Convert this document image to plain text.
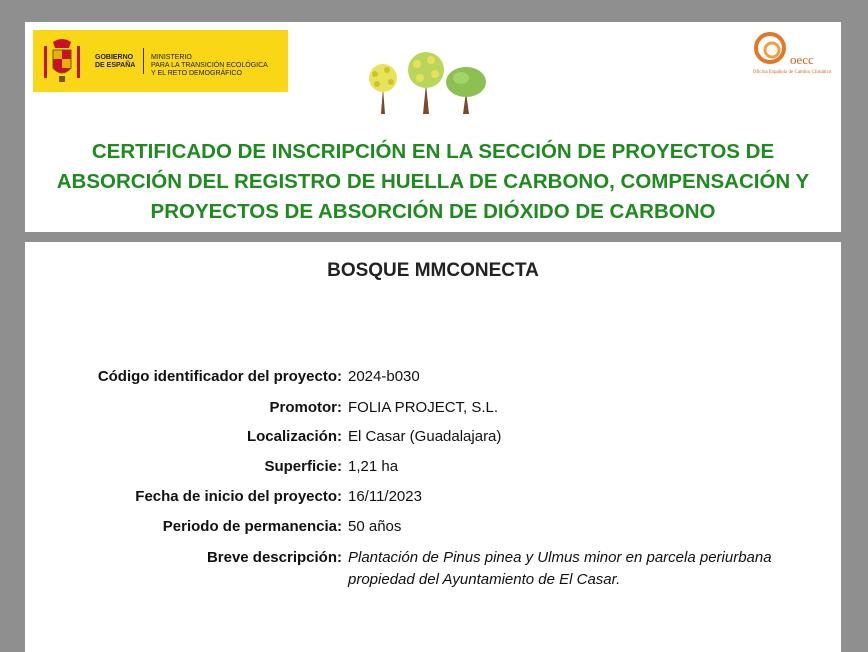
GOBIERNO
DE ESPAÑA
MINISTERIO
PARA LA TRANSICIÓN ECOLÓGICA
Y EL RETO DEMOGRÁFICO
oecc
Oficina Española de Cambio Climático
CERTIFICADO DE INSCRIPCIÓN EN LA SECCIÓN DE PROYECTOS DE
ABSORCIÓN DEL REGISTRO DE HUELLA DE CARBONO, COMPENSACIÓN Y
PROYECTOS DE ABSORCIÓN DE DIÓXIDO DE CARBONO
BOSQUE MMCONECTA
Código identificador del proyecto: 2024-b030
Promotor: FOLIA PROJECT, S.L.
Localización: El Casar (Guadalajara)
Superficie: 1,21 ha
Fecha de inicio del proyecto: 16/11/2023
Periodo de permanencia: 50 años
Breve descripción: Plantación de Pinus pinea y Ulmus minor en parcela periurbana
propiedad del Ayuntamiento de El Casar.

┄┄┄┄┄┄

**Challenge:** Say how many lines contain "Casar", and give nothing but that number.

**Correct response:** 2